— REQUIRED WORK —
Make an exact copy of all the data.

— EXTRACTED RECORDS —
-*-
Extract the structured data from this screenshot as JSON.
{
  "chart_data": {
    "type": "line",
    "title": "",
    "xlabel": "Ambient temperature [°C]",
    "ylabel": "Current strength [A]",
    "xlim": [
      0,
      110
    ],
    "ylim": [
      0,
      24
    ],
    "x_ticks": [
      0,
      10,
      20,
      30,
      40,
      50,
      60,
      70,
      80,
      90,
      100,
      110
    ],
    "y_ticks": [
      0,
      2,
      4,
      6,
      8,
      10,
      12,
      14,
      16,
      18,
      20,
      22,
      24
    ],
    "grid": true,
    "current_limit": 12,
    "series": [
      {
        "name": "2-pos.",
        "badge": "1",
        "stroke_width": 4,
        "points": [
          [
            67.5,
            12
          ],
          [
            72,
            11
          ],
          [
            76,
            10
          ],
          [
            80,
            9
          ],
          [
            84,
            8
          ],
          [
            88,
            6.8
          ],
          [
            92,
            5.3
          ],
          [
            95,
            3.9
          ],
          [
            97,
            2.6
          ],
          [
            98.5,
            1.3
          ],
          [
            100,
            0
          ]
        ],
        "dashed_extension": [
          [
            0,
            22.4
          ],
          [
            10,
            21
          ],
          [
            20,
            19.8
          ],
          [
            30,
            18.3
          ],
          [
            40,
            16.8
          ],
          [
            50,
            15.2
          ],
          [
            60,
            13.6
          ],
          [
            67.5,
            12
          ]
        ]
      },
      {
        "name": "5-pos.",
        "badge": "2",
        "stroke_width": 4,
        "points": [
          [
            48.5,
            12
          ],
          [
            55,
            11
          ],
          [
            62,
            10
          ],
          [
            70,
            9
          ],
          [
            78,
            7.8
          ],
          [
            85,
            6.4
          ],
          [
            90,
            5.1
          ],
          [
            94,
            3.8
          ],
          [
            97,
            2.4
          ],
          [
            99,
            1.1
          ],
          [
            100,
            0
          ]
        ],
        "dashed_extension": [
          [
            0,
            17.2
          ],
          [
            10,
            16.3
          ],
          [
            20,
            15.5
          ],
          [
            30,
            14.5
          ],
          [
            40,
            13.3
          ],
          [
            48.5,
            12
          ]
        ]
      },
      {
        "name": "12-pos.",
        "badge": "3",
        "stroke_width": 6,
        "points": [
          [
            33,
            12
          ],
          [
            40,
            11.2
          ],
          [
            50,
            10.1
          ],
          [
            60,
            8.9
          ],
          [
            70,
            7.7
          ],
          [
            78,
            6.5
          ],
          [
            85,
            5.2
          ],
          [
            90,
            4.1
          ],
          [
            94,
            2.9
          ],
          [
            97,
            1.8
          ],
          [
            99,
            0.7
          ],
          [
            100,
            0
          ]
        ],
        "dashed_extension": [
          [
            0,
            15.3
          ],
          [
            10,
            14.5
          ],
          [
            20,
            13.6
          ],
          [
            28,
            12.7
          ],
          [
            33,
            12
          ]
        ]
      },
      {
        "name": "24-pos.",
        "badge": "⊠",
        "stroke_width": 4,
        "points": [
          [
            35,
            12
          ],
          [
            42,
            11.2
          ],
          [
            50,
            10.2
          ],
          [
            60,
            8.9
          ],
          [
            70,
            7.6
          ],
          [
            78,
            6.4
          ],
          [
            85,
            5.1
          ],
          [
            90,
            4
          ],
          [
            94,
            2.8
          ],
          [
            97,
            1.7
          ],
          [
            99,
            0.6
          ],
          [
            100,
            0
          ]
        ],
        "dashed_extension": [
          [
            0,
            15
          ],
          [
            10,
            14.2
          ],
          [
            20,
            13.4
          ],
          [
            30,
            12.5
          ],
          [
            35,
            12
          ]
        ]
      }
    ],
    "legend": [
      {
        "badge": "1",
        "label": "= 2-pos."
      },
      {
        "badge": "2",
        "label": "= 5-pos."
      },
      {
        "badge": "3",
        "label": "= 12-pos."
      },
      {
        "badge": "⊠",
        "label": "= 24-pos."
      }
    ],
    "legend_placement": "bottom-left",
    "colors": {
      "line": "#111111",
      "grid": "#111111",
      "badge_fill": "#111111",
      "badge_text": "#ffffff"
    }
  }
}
-*-
— RESPONSE TO THIS TASK —
Extract the structured data from this screenshot as JSON.
{
  "chart_data": {
    "type": "line",
    "title": "",
    "xlabel": "Ambient temperature [°C]",
    "ylabel": "Current strength [A]",
    "xlim": [
      0,
      110
    ],
    "ylim": [
      0,
      24
    ],
    "x_ticks": [
      0,
      10,
      20,
      30,
      40,
      50,
      60,
      70,
      80,
      90,
      100,
      110
    ],
    "y_ticks": [
      0,
      2,
      4,
      6,
      8,
      10,
      12,
      14,
      16,
      18,
      20,
      22,
      24
    ],
    "grid": true,
    "current_limit": 12,
    "series": [
      {
        "name": "2-pos.",
        "badge": "1",
        "stroke_width": 4,
        "points": [
          [
            67.5,
            12
          ],
          [
            72,
            11
          ],
          [
            76,
            10
          ],
          [
            80,
            9
          ],
          [
            84,
            8
          ],
          [
            88,
            6.8
          ],
          [
            92,
            5.3
          ],
          [
            95,
            3.9
          ],
          [
            97,
            2.6
          ],
          [
            98.5,
            1.3
          ],
          [
            100,
            0
          ]
        ],
        "dashed_extension": [
          [
            0,
            22.4
          ],
          [
            10,
            21
          ],
          [
            20,
            19.8
          ],
          [
            30,
            18.3
          ],
          [
            40,
            16.8
          ],
          [
            50,
            15.2
          ],
          [
            60,
            13.6
          ],
          [
            67.5,
            12
          ]
        ]
      },
      {
        "name": "5-pos.",
        "badge": "2",
        "stroke_width": 4,
        "points": [
          [
            48.5,
            12
          ],
          [
            55,
            11
          ],
          [
            62,
            10
          ],
          [
            70,
            9
          ],
          [
            78,
            7.8
          ],
          [
            85,
            6.4
          ],
          [
            90,
            5.1
          ],
          [
            94,
            3.8
          ],
          [
            97,
            2.4
          ],
          [
            99,
            1.1
          ],
          [
            100,
            0
          ]
        ],
        "dashed_extension": [
          [
            0,
            17.2
          ],
          [
            10,
            16.3
          ],
          [
            20,
            15.5
          ],
          [
            30,
            14.5
          ],
          [
            40,
            13.3
          ],
          [
            48.5,
            12
          ]
        ]
      },
      {
        "name": "12-pos.",
        "badge": "3",
        "stroke_width": 6,
        "points": [
          [
            33,
            12
          ],
          [
            40,
            11.2
          ],
          [
            50,
            10.1
          ],
          [
            60,
            8.9
          ],
          [
            70,
            7.7
          ],
          [
            78,
            6.5
          ],
          [
            85,
            5.2
          ],
          [
            90,
            4.1
          ],
          [
            94,
            2.9
          ],
          [
            97,
            1.8
          ],
          [
            99,
            0.7
          ],
          [
            100,
            0
          ]
        ],
        "dashed_extension": [
          [
            0,
            15.3
          ],
          [
            10,
            14.5
          ],
          [
            20,
            13.6
          ],
          [
            28,
            12.7
          ],
          [
            33,
            12
          ]
        ]
      },
      {
        "name": "24-pos.",
        "badge": "⊠",
        "stroke_width": 4,
        "points": [
          [
            35,
            12
          ],
          [
            42,
            11.2
          ],
          [
            50,
            10.2
          ],
          [
            60,
            8.9
          ],
          [
            70,
            7.6
          ],
          [
            78,
            6.4
          ],
          [
            85,
            5.1
          ],
          [
            90,
            4
          ],
          [
            94,
            2.8
          ],
          [
            97,
            1.7
          ],
          [
            99,
            0.6
          ],
          [
            100,
            0
          ]
        ],
        "dashed_extension": [
          [
            0,
            15
          ],
          [
            10,
            14.2
          ],
          [
            20,
            13.4
          ],
          [
            30,
            12.5
          ],
          [
            35,
            12
          ]
        ]
      }
    ],
    "legend": [
      {
        "badge": "1",
        "label": "= 2-pos."
      },
      {
        "badge": "2",
        "label": "= 5-pos."
      },
      {
        "badge": "3",
        "label": "= 12-pos."
      },
      {
        "badge": "⊠",
        "label": "= 24-pos."
      }
    ],
    "legend_placement": "bottom-left",
    "colors": {
      "line": "#111111",
      "grid": "#111111",
      "badge_fill": "#111111",
      "badge_text": "#ffffff"
    }
  }
}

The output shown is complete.